Give only the number of lines that hold the word "Shared".

=== SUPPLIED MATERIAL ===

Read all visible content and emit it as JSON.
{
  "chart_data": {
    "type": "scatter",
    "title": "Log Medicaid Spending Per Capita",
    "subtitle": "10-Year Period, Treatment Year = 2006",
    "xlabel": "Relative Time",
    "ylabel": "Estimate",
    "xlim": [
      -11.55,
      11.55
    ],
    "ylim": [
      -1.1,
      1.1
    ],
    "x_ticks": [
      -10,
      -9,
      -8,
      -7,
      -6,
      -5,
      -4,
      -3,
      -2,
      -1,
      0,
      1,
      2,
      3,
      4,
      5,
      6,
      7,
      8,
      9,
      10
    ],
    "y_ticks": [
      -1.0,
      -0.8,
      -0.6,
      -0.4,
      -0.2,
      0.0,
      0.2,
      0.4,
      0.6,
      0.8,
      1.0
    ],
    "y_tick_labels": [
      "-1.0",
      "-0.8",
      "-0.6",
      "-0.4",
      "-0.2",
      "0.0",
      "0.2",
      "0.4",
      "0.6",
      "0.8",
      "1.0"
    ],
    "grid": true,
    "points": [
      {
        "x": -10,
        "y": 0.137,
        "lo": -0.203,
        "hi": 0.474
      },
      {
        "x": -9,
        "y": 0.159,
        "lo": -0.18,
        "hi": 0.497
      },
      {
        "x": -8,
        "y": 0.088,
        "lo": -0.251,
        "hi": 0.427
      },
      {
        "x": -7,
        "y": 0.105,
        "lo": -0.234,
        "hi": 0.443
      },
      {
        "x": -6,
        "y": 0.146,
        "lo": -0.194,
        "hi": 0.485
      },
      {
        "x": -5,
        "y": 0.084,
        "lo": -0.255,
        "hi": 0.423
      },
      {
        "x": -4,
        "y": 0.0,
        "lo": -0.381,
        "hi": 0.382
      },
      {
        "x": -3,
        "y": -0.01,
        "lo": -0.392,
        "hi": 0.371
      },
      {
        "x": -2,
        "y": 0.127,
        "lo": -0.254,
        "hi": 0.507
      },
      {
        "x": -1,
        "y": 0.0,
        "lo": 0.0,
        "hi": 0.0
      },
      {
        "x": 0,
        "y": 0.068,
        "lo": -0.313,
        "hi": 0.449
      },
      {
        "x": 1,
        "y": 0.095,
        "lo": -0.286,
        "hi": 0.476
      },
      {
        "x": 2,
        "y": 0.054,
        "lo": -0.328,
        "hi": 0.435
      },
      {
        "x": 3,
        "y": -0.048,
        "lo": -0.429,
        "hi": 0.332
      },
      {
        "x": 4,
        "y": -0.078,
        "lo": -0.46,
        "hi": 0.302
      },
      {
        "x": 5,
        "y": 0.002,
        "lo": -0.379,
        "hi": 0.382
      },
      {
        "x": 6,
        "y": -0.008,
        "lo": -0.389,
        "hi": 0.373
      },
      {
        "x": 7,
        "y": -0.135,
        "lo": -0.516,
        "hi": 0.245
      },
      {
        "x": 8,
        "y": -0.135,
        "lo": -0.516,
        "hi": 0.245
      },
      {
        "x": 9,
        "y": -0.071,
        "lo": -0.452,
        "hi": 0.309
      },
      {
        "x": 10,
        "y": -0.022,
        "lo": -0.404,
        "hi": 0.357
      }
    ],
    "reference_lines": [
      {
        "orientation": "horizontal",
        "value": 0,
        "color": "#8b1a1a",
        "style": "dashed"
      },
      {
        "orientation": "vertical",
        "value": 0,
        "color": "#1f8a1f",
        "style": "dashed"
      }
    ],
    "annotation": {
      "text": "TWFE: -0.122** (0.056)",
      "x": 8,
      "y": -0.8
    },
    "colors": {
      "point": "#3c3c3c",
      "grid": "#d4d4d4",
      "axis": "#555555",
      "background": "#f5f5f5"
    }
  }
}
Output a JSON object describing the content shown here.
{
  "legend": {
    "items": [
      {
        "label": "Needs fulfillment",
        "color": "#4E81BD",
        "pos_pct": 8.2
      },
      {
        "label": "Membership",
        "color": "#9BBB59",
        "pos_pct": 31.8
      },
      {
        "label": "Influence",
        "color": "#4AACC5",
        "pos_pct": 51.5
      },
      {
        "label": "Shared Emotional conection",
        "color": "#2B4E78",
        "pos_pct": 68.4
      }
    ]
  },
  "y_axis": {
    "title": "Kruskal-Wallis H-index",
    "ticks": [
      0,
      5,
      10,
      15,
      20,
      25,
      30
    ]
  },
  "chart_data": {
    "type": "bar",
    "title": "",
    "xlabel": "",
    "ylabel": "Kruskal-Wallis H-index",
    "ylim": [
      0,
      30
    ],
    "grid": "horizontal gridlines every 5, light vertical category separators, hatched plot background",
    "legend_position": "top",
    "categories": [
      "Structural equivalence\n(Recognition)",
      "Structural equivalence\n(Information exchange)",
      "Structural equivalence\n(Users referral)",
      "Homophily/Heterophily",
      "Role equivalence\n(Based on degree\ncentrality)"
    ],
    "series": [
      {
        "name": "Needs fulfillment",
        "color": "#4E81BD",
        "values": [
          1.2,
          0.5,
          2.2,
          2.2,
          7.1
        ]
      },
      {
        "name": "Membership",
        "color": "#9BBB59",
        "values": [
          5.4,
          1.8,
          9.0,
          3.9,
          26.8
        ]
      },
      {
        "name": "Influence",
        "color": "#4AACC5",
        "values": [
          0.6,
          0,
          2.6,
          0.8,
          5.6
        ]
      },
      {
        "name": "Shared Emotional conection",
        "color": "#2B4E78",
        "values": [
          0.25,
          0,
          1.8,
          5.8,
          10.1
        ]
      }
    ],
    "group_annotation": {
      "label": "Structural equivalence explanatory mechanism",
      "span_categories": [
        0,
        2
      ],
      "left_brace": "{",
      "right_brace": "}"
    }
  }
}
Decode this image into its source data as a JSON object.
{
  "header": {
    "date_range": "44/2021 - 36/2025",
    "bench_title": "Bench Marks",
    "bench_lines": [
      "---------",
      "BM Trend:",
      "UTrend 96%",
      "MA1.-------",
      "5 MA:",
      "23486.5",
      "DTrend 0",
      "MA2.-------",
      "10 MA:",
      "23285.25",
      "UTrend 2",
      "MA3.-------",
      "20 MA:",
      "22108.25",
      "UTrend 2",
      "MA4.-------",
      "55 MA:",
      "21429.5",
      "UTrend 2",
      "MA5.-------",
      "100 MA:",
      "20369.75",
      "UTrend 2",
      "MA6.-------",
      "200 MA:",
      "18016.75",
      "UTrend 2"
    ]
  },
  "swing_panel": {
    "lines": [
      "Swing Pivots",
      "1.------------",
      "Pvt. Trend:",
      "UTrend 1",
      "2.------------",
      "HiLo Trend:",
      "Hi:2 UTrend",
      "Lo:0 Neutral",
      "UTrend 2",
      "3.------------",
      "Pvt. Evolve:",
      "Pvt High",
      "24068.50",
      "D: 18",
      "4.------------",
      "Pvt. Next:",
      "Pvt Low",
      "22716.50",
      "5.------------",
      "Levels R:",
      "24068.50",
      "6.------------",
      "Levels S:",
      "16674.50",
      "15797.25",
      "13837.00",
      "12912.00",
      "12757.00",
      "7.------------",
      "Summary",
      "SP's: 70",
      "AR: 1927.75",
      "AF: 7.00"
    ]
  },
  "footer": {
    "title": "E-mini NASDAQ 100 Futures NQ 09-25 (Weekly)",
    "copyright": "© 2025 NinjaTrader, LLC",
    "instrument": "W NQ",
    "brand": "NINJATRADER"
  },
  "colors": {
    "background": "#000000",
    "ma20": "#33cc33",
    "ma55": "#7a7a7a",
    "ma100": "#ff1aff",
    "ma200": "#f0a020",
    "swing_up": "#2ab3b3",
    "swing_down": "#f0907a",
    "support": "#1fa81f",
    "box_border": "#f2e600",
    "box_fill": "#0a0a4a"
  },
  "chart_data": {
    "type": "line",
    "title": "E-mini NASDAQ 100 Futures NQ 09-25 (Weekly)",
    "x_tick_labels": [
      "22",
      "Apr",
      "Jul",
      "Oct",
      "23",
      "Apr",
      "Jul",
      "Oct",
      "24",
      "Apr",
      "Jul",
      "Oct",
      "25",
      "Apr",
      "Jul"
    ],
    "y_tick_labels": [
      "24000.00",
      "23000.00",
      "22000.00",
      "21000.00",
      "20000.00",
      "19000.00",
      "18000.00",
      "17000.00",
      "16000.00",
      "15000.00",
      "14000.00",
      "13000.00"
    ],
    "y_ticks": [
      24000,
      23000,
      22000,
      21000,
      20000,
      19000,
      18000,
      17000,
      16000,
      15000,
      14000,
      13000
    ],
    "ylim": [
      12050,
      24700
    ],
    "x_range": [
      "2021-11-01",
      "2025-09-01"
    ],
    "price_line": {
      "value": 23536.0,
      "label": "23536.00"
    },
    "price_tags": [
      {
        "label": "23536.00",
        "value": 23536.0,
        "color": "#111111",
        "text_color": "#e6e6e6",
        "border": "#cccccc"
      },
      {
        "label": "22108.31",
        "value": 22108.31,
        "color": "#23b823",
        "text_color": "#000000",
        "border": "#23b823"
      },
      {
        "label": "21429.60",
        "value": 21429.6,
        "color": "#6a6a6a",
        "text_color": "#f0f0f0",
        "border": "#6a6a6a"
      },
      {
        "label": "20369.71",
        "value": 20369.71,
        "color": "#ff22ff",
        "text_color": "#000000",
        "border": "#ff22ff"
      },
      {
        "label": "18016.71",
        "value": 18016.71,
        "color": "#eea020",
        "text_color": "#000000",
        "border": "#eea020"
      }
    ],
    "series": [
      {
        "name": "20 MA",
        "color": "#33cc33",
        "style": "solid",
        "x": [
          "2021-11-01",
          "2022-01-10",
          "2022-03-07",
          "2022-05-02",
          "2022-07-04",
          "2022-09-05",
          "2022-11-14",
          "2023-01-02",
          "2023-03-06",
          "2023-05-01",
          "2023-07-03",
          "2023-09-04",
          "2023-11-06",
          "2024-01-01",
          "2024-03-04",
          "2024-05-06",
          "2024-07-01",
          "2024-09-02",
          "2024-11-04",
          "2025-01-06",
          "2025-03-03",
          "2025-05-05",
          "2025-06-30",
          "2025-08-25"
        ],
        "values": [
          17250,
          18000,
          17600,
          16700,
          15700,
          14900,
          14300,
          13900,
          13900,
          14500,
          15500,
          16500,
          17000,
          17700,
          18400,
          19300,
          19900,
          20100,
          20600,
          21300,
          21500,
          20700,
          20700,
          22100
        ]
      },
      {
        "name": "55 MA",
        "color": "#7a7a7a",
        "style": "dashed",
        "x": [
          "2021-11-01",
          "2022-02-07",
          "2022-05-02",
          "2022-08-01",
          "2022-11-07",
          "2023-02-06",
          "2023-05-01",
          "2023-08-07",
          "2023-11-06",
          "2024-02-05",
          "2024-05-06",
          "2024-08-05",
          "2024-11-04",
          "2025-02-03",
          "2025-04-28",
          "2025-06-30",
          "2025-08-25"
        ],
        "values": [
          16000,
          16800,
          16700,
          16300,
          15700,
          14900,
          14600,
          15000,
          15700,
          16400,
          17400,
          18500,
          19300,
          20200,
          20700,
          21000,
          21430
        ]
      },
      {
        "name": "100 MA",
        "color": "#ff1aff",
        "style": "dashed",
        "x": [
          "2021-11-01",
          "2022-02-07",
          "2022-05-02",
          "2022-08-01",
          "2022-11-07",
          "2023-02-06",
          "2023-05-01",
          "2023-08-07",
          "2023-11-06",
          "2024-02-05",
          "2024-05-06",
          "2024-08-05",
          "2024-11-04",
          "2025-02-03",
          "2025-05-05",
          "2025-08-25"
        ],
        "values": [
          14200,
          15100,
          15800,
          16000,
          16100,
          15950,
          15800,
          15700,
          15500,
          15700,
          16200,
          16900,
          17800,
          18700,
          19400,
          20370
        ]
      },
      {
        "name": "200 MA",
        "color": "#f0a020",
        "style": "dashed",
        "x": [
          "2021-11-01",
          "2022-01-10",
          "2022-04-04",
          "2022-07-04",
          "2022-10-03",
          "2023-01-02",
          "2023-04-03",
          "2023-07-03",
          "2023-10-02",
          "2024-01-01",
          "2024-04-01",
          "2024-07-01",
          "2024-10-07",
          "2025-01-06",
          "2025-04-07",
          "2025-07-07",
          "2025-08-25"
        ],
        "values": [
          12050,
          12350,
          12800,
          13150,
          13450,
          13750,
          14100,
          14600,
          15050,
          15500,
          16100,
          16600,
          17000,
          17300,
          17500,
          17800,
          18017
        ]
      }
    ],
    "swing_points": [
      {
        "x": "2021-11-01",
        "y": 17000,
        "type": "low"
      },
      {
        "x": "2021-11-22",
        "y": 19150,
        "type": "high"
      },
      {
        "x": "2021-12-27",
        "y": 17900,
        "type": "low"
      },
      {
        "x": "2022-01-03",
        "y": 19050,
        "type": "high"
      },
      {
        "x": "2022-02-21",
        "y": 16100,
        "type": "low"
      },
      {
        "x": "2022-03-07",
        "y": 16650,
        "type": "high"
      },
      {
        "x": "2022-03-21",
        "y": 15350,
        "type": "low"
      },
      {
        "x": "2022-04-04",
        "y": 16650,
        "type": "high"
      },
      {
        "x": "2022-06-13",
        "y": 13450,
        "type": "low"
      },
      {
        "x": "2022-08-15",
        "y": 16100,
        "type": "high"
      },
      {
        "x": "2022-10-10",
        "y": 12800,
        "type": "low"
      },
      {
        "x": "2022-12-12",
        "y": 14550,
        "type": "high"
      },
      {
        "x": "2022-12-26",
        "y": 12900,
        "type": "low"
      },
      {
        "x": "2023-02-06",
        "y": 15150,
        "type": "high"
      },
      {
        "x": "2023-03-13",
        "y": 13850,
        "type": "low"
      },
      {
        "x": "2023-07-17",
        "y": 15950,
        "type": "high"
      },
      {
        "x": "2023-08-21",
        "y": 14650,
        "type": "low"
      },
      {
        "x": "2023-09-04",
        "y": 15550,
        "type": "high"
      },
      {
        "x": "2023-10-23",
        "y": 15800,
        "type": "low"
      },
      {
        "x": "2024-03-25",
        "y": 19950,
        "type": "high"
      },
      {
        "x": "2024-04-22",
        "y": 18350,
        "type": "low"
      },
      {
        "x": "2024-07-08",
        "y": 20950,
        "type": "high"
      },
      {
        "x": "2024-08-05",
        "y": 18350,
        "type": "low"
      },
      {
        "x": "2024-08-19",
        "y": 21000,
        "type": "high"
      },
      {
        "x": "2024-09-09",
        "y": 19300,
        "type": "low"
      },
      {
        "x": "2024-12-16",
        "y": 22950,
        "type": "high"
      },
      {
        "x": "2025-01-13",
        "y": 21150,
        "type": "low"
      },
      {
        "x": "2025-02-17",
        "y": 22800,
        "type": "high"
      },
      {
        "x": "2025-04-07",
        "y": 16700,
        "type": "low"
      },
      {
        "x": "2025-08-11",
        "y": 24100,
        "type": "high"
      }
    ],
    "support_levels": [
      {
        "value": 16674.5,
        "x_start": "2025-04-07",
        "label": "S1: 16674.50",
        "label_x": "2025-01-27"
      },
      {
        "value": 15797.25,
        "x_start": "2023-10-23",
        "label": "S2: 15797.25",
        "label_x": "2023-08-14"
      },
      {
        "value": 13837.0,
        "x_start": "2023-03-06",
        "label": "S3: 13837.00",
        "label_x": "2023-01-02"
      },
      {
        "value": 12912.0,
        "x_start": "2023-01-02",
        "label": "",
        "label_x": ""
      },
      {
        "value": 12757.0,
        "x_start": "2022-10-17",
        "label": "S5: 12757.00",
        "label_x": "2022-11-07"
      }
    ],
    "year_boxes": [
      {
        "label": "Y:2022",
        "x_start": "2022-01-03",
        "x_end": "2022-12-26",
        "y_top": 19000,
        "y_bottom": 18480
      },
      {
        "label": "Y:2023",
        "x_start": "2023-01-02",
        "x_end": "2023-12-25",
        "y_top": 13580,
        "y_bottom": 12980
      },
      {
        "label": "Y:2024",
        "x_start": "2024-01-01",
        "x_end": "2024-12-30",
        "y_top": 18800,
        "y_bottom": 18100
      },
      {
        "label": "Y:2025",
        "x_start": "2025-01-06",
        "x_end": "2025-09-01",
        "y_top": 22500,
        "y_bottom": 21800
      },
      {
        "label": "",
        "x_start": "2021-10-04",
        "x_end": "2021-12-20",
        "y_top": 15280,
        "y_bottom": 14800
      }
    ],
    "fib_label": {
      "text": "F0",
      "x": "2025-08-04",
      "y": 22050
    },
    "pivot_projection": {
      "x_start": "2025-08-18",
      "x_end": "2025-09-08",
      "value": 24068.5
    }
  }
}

===

EXERCISE RESULT: 2